(Saved data entries)
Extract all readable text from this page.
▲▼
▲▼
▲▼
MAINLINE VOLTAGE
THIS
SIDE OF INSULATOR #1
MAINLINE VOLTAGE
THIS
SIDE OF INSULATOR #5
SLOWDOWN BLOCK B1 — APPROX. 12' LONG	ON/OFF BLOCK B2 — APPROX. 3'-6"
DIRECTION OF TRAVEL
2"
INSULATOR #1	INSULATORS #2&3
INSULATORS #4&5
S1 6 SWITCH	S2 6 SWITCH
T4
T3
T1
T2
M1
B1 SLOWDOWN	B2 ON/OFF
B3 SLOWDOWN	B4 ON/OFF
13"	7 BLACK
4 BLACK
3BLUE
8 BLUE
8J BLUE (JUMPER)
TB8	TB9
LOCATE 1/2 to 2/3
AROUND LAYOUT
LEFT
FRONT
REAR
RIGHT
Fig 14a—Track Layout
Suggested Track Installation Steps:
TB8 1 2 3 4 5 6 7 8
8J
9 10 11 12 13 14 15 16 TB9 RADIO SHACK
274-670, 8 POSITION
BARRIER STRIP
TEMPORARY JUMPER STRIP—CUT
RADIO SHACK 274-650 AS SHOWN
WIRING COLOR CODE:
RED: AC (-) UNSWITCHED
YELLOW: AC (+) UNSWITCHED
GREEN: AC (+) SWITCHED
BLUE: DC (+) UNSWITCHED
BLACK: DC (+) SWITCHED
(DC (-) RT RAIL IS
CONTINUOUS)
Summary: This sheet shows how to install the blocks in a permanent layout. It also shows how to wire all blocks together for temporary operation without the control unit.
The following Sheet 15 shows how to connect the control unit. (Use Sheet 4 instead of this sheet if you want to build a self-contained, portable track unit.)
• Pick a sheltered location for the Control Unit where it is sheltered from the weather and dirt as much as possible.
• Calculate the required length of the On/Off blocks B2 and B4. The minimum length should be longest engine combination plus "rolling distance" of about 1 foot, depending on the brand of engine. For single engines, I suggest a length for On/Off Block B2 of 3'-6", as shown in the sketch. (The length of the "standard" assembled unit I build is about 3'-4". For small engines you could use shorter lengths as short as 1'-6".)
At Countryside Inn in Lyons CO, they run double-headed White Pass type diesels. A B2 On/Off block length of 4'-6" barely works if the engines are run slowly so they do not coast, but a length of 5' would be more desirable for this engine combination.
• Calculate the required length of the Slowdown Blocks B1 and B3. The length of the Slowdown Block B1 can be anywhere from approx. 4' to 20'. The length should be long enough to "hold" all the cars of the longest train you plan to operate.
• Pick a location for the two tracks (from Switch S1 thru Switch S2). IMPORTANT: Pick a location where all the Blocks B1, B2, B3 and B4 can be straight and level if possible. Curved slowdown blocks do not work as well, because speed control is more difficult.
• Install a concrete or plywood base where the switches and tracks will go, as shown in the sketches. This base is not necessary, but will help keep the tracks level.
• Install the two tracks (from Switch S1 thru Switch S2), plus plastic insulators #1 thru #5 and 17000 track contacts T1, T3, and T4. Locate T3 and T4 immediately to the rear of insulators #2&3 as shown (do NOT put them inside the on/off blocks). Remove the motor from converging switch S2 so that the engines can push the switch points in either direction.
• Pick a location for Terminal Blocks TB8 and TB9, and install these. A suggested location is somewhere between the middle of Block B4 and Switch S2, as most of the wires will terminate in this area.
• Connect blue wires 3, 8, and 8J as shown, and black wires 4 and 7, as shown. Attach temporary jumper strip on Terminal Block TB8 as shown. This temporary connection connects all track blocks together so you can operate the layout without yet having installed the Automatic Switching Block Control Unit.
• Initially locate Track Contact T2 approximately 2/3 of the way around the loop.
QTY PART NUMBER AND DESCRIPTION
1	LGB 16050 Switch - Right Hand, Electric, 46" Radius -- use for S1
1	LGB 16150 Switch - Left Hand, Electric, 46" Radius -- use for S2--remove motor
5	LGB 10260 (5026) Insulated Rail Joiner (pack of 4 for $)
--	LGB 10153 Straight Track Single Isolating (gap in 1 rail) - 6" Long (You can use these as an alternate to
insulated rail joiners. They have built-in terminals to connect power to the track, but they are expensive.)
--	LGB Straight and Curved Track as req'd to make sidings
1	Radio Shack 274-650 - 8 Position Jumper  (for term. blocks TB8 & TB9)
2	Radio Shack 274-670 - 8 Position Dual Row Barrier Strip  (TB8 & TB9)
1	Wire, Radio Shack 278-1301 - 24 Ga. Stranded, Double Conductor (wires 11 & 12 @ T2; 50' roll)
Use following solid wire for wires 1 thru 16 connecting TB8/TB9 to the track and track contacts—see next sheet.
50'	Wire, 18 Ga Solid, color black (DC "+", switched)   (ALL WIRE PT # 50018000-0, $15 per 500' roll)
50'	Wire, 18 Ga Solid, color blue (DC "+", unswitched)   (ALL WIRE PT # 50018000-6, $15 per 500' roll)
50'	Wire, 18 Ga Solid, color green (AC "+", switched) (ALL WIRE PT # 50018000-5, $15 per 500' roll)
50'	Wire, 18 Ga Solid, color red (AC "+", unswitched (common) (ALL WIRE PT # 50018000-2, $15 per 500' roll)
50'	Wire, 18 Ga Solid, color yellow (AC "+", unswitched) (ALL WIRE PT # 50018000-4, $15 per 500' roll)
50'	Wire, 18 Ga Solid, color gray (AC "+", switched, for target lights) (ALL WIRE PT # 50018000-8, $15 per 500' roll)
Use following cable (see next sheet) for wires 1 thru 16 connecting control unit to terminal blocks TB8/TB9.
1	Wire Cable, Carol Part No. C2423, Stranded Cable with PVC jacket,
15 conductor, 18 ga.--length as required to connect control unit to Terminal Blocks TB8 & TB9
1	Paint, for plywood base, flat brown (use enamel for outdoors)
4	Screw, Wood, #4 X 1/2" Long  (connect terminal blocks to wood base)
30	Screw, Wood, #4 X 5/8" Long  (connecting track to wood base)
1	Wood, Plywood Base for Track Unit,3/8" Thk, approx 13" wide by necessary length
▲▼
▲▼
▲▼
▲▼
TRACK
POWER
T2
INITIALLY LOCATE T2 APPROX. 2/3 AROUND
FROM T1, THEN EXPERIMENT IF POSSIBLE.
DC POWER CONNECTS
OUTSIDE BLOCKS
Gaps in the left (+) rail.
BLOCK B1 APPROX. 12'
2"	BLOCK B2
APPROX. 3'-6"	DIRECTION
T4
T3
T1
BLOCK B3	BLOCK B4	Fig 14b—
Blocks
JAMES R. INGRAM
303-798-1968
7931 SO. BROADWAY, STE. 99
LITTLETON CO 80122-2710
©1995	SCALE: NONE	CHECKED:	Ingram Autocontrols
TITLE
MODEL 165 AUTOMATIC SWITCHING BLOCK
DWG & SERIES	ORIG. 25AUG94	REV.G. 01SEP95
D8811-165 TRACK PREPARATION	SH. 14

## Task instructions:
Reproduce each entry above exactly, keeping every word.

## Result below:
Extract all readable text from this page.
▲▼
▲▼
▲▼
MAINLINE VOLTAGE
THIS
SIDE OF INSULATOR #1
MAINLINE VOLTAGE
THIS
SIDE OF INSULATOR #5
SLOWDOWN BLOCK B1 — APPROX. 12' LONG	ON/OFF BLOCK B2 — APPROX. 3'-6"
DIRECTION OF TRAVEL
2"
INSULATOR #1	INSULATORS #2&3
INSULATORS #4&5
S1 6 SWITCH	S2 6 SWITCH
T4
T3
T1
T2
M1
B1 SLOWDOWN	B2 ON/OFF
B3 SLOWDOWN	B4 ON/OFF
13"	7 BLACK
4 BLACK
3BLUE
8 BLUE
8J BLUE (JUMPER)
TB8	TB9
LOCATE 1/2 to 2/3
AROUND LAYOUT
LEFT
FRONT
REAR
RIGHT
Fig 14a—Track Layout
Suggested Track Installation Steps:
TB8 1 2 3 4 5 6 7 8
8J
9 10 11 12 13 14 15 16 TB9 RADIO SHACK
274-670, 8 POSITION
BARRIER STRIP
TEMPORARY JUMPER STRIP—CUT
RADIO SHACK 274-650 AS SHOWN
WIRING COLOR CODE:
RED: AC (-) UNSWITCHED
YELLOW: AC (+) UNSWITCHED
GREEN: AC (+) SWITCHED
BLUE: DC (+) UNSWITCHED
BLACK: DC (+) SWITCHED
(DC (-) RT RAIL IS
CONTINUOUS)
Summary: This sheet shows how to install the blocks in a permanent layout. It also shows how to wire all blocks together for temporary operation without the control unit.
The following Sheet 15 shows how to connect the control unit. (Use Sheet 4 instead of this sheet if you want to build a self-contained, portable track unit.)
• Pick a sheltered location for the Control Unit where it is sheltered from the weather and dirt as much as possible.
• Calculate the required length of the On/Off blocks B2 and B4. The minimum length should be longest engine combination plus "rolling distance" of about 1 foot, depending on the brand of engine. For single engines, I suggest a length for On/Off Block B2 of 3'-6", as shown in the sketch. (The length of the "standard" assembled unit I build is about 3'-4". For small engines you could use shorter lengths as short as 1'-6".)
At Countryside Inn in Lyons CO, they run double-headed White Pass type diesels. A B2 On/Off block length of 4'-6" barely works if the engines are run slowly so they do not coast, but a length of 5' would be more desirable for this engine combination.
• Calculate the required length of the Slowdown Blocks B1 and B3. The length of the Slowdown Block B1 can be anywhere from approx. 4' to 20'. The length should be long enough to "hold" all the cars of the longest train you plan to operate.
• Pick a location for the two tracks (from Switch S1 thru Switch S2). IMPORTANT: Pick a location where all the Blocks B1, B2, B3 and B4 can be straight and level if possible. Curved slowdown blocks do not work as well, because speed control is more difficult.
• Install a concrete or plywood base where the switches and tracks will go, as shown in the sketches. This base is not necessary, but will help keep the tracks level.
• Install the two tracks (from Switch S1 thru Switch S2), plus plastic insulators #1 thru #5 and 17000 track contacts T1, T3, and T4. Locate T3 and T4 immediately to the rear of insulators #2&3 as shown (do NOT put them inside the on/off blocks). Remove the motor from converging switch S2 so that the engines can push the switch points in either direction.
• Pick a location for Terminal Blocks TB8 and TB9, and install these. A suggested location is somewhere between the middle of Block B4 and Switch S2, as most of the wires will terminate in this area.
• Connect blue wires 3, 8, and 8J as shown, and black wires 4 and 7, as shown. Attach temporary jumper strip on Terminal Block TB8 as shown. This temporary connection connects all track blocks together so you can operate the layout without yet having installed the Automatic Switching Block Control Unit.
• Initially locate Track Contact T2 approximately 2/3 of the way around the loop.
QTY PART NUMBER AND DESCRIPTION
1	LGB 16050 Switch - Right Hand, Electric, 46" Radius -- use for S1
1	LGB 16150 Switch - Left Hand, Electric, 46" Radius -- use for S2--remove motor
5	LGB 10260 (5026) Insulated Rail Joiner (pack of 4 for $)
--	LGB 10153 Straight Track Single Isolating (gap in 1 rail) - 6" Long (You can use these as an alternate to
insulated rail joiners. They have built-in terminals to connect power to the track, but they are expensive.)
--	LGB Straight and Curved Track as req'd to make sidings
1	Radio Shack 274-650 - 8 Position Jumper  (for term. blocks TB8 & TB9)
2	Radio Shack 274-670 - 8 Position Dual Row Barrier Strip  (TB8 & TB9)
1	Wire, Radio Shack 278-1301 - 24 Ga. Stranded, Double Conductor (wires 11 & 12 @ T2; 50' roll)
Use following solid wire for wires 1 thru 16 connecting TB8/TB9 to the track and track contacts—see next sheet.
50'	Wire, 18 Ga Solid, color black (DC "+", switched)   (ALL WIRE PT # 50018000-0, $15 per 500' roll)
50'	Wire, 18 Ga Solid, color blue (DC "+", unswitched)   (ALL WIRE PT # 50018000-6, $15 per 500' roll)
50'	Wire, 18 Ga Solid, color green (AC "+", switched) (ALL WIRE PT # 50018000-5, $15 per 500' roll)
50'	Wire, 18 Ga Solid, color red (AC "+", unswitched (common) (ALL WIRE PT # 50018000-2, $15 per 500' roll)
50'	Wire, 18 Ga Solid, color yellow (AC "+", unswitched) (ALL WIRE PT # 50018000-4, $15 per 500' roll)
50'	Wire, 18 Ga Solid, color gray (AC "+", switched, for target lights) (ALL WIRE PT # 50018000-8, $15 per 500' roll)
Use following cable (see next sheet) for wires 1 thru 16 connecting control unit to terminal blocks TB8/TB9.
1	Wire Cable, Carol Part No. C2423, Stranded Cable with PVC jacket,
15 conductor, 18 ga.--length as required to connect control unit to Terminal Blocks TB8 & TB9
1	Paint, for plywood base, flat brown (use enamel for outdoors)
4	Screw, Wood, #4 X 1/2" Long  (connect terminal blocks to wood base)
30	Screw, Wood, #4 X 5/8" Long  (connecting track to wood base)
1	Wood, Plywood Base for Track Unit,3/8" Thk, approx 13" wide by necessary length
▲▼
▲▼
▲▼
▲▼
TRACK
POWER
T2
INITIALLY LOCATE T2 APPROX. 2/3 AROUND
FROM T1, THEN EXPERIMENT IF POSSIBLE.
DC POWER CONNECTS
OUTSIDE BLOCKS
Gaps in the left (+) rail.
BLOCK B1 APPROX. 12'
2"	BLOCK B2
APPROX. 3'-6"	DIRECTION
T4
T3
T1
BLOCK B3	BLOCK B4	Fig 14b—
Blocks
JAMES R. INGRAM
303-798-1968
7931 SO. BROADWAY, STE. 99
LITTLETON CO 80122-2710
©1995	SCALE: NONE	CHECKED:	Ingram Autocontrols
TITLE
MODEL 165 AUTOMATIC SWITCHING BLOCK
DWG & SERIES	ORIG. 25AUG94	REV.G. 01SEP95
D8811-165 TRACK PREPARATION	SH. 14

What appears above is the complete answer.